[Prompt]
Search the data for the word "this" and copy every line where it occurs.

[Available data]

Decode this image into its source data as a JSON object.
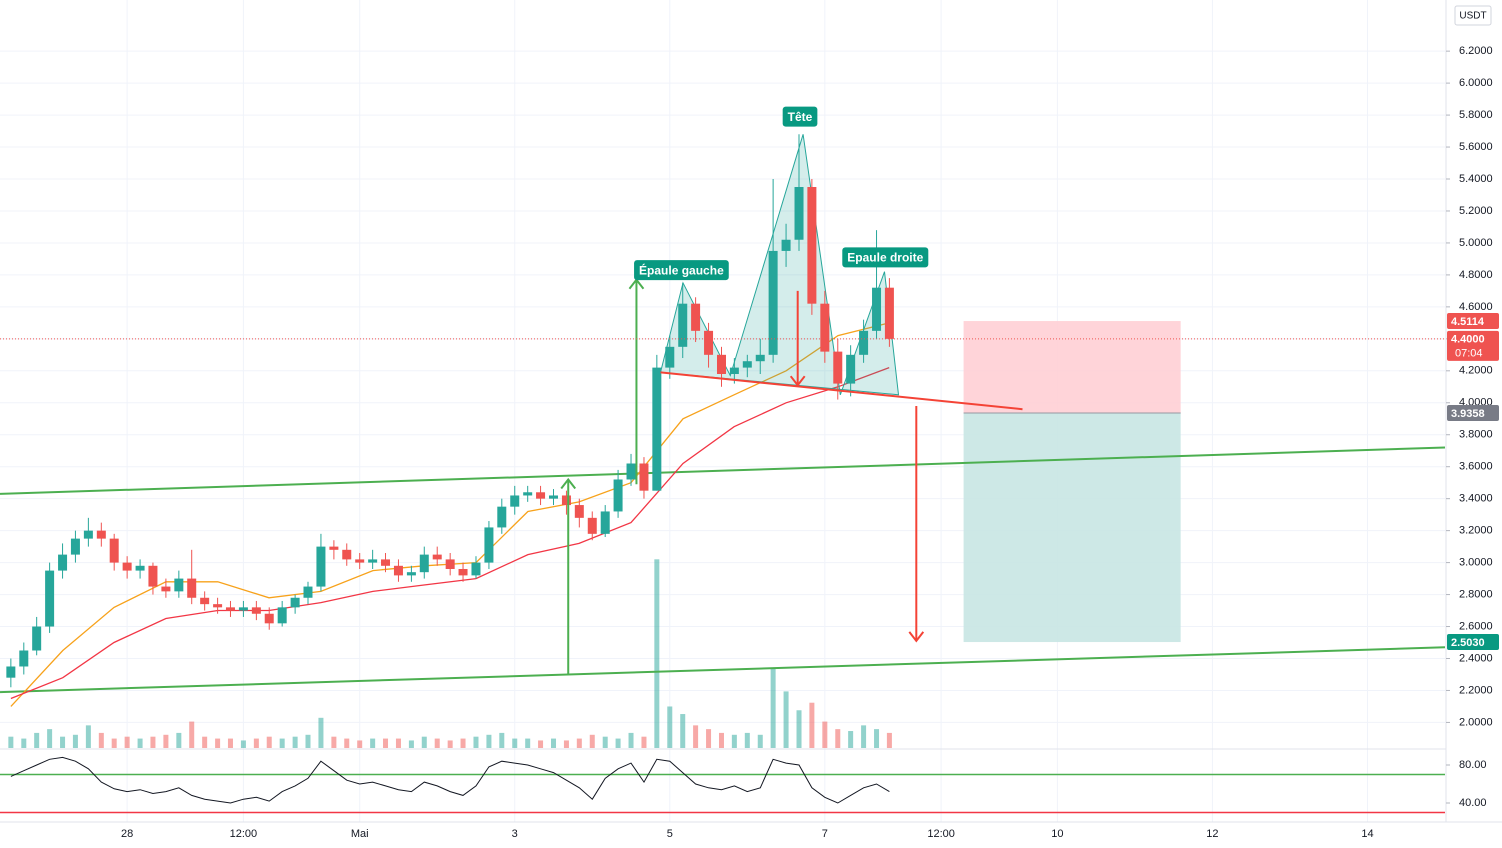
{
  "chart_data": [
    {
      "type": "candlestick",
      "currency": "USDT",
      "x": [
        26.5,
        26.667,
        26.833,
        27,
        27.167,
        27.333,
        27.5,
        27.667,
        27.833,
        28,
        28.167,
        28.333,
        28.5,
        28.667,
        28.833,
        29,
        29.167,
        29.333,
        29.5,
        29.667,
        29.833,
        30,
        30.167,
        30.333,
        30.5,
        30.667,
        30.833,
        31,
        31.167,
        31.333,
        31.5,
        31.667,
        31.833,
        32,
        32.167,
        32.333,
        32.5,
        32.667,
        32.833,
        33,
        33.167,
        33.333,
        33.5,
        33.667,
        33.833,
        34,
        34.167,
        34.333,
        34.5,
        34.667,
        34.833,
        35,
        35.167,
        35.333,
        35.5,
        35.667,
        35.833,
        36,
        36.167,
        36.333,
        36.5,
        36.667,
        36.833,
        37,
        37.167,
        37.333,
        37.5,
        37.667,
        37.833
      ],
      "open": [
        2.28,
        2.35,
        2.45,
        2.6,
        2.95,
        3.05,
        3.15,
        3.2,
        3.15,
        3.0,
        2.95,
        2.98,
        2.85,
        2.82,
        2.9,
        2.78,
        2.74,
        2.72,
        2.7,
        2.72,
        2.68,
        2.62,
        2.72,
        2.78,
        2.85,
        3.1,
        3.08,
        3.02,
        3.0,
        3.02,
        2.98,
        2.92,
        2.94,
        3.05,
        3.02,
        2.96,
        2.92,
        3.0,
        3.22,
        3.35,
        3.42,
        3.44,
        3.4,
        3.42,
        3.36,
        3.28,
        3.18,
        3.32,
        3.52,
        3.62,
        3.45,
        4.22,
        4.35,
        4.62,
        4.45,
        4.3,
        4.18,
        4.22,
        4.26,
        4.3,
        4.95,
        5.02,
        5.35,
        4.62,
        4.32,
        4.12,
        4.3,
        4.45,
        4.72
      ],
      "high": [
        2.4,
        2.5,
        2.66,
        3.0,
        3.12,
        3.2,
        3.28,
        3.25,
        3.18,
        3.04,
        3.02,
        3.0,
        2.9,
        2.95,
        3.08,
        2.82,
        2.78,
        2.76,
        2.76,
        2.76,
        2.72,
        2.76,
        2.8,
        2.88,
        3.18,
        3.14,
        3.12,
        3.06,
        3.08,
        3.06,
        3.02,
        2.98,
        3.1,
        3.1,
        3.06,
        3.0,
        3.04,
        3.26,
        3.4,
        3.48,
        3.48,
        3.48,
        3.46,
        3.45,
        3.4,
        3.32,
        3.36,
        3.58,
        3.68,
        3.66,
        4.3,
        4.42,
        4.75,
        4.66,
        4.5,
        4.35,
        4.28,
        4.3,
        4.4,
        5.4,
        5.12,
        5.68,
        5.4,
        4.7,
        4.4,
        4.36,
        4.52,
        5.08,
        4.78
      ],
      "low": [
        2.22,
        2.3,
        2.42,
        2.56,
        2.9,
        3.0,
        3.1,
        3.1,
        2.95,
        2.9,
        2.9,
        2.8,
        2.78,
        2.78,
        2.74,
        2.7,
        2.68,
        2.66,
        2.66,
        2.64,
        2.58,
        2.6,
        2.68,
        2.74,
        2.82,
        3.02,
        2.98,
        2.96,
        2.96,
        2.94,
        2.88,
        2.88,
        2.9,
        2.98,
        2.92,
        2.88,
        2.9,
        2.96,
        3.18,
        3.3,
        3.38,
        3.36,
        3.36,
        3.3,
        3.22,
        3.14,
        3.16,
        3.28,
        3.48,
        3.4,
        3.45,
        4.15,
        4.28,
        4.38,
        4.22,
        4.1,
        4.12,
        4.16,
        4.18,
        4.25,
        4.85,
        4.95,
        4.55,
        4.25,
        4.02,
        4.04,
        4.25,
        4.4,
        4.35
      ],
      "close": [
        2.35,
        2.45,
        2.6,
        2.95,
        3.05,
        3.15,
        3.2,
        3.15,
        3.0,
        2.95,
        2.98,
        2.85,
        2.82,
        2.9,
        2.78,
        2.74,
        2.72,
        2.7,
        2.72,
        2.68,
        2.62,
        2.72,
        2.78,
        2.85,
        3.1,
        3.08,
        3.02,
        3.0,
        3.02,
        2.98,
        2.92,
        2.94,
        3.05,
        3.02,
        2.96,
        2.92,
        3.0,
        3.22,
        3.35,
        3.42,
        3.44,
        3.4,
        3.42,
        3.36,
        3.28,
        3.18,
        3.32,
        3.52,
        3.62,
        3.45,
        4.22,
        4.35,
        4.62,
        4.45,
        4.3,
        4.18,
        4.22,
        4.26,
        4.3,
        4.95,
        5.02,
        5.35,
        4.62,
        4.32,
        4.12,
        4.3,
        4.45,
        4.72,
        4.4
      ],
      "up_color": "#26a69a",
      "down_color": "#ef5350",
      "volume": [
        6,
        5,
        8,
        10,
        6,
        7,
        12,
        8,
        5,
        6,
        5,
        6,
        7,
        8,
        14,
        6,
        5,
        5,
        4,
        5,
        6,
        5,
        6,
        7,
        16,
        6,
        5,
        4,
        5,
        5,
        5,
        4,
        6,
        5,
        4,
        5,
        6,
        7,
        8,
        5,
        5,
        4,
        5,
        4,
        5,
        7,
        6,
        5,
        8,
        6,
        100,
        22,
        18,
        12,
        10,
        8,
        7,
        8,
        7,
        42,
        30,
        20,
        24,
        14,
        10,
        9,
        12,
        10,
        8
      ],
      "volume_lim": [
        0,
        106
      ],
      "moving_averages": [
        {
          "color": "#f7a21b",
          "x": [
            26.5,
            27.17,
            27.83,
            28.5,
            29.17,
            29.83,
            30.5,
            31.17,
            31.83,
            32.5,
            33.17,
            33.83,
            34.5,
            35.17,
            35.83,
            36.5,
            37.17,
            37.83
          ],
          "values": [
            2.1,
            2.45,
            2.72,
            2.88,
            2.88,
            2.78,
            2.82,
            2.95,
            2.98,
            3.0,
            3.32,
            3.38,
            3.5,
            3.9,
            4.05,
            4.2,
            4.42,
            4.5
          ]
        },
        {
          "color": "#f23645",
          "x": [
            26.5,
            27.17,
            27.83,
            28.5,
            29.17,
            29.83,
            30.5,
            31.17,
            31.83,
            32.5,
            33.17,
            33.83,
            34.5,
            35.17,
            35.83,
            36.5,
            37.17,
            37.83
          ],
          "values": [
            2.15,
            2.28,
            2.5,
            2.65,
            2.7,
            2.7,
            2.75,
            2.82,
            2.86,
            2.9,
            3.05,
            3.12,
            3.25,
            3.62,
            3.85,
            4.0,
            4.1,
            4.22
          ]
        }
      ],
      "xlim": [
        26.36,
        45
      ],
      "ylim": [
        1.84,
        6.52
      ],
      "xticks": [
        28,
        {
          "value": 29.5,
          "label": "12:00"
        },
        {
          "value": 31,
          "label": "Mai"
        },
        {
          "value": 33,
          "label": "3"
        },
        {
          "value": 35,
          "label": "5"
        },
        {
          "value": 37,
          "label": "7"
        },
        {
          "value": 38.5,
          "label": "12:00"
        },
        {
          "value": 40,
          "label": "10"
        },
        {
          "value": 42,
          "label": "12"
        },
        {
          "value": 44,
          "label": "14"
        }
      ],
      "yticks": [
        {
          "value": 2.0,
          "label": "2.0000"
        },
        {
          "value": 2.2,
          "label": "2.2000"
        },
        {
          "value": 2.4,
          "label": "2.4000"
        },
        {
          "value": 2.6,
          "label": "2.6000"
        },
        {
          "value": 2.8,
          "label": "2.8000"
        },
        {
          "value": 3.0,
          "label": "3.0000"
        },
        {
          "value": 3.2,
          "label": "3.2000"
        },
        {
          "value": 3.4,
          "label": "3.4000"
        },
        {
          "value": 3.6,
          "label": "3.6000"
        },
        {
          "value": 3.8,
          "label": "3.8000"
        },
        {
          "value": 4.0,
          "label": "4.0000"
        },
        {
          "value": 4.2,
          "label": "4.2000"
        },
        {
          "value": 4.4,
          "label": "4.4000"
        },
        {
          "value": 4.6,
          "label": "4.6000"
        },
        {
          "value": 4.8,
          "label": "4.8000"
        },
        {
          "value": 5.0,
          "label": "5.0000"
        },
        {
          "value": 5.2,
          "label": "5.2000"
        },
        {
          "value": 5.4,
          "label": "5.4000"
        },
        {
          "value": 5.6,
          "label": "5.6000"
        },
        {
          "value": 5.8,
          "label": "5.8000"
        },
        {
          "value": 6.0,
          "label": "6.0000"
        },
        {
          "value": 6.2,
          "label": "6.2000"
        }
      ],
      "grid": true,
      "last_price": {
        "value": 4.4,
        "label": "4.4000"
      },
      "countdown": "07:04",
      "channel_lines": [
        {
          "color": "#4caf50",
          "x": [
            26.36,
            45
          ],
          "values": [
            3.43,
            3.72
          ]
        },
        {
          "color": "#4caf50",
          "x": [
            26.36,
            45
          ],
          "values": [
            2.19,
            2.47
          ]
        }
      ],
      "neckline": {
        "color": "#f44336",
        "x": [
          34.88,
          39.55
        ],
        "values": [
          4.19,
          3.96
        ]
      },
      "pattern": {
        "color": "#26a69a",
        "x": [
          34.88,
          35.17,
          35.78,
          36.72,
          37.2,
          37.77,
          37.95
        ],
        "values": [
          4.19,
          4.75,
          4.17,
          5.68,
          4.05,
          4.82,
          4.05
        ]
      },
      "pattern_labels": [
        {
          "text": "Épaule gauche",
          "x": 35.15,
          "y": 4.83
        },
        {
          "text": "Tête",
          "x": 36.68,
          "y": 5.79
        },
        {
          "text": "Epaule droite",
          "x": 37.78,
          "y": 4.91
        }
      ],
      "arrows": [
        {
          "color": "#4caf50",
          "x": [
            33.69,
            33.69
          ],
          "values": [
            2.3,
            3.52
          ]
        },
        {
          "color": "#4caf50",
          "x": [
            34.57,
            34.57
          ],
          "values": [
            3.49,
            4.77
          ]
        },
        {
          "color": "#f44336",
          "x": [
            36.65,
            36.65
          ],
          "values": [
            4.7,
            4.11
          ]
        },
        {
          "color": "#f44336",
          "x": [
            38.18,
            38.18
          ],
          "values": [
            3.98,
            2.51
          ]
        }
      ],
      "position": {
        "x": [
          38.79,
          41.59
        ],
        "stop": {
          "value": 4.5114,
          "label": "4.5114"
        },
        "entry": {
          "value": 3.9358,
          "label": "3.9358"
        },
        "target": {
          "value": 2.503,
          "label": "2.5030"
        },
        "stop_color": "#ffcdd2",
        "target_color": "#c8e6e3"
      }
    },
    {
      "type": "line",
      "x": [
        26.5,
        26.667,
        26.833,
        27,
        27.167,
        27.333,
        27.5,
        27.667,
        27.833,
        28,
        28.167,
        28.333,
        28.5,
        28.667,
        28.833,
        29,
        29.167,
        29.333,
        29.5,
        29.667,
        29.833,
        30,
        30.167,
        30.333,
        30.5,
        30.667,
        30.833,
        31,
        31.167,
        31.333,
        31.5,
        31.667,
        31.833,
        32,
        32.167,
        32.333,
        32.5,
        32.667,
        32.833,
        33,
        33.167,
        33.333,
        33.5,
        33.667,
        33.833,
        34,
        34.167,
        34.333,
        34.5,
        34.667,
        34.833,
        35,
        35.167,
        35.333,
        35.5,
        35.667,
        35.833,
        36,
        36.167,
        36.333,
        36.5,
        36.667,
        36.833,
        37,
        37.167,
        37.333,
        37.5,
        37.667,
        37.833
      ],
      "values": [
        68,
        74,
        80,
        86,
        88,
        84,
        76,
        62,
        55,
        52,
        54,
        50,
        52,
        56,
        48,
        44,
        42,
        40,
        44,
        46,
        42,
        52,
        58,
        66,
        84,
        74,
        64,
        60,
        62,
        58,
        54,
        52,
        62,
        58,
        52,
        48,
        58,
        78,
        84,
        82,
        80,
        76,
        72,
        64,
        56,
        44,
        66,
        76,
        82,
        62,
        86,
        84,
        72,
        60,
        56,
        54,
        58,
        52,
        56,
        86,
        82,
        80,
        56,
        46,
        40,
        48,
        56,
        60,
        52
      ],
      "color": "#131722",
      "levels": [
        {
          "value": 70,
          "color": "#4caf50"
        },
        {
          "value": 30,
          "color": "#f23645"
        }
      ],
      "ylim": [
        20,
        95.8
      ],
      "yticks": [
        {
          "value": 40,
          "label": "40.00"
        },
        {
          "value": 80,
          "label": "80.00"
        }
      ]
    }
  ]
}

==

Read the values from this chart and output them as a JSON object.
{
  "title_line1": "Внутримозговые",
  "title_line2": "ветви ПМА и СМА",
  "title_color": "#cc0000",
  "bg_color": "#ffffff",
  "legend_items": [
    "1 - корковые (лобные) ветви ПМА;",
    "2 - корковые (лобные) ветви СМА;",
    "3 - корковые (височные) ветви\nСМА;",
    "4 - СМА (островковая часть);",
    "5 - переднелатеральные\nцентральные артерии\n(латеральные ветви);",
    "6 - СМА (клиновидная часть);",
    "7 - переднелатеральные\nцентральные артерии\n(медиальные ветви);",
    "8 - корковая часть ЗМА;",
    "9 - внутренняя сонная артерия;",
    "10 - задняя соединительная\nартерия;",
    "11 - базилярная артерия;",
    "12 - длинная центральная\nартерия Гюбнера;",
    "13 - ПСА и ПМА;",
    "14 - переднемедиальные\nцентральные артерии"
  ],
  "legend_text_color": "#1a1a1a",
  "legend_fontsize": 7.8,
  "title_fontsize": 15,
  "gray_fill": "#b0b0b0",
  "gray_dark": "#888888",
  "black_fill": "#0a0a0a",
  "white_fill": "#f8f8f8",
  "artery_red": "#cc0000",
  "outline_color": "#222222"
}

[Response below]
Decode this image into its source data as a JSON object.
Read the values from this chart and output them as a JSON object.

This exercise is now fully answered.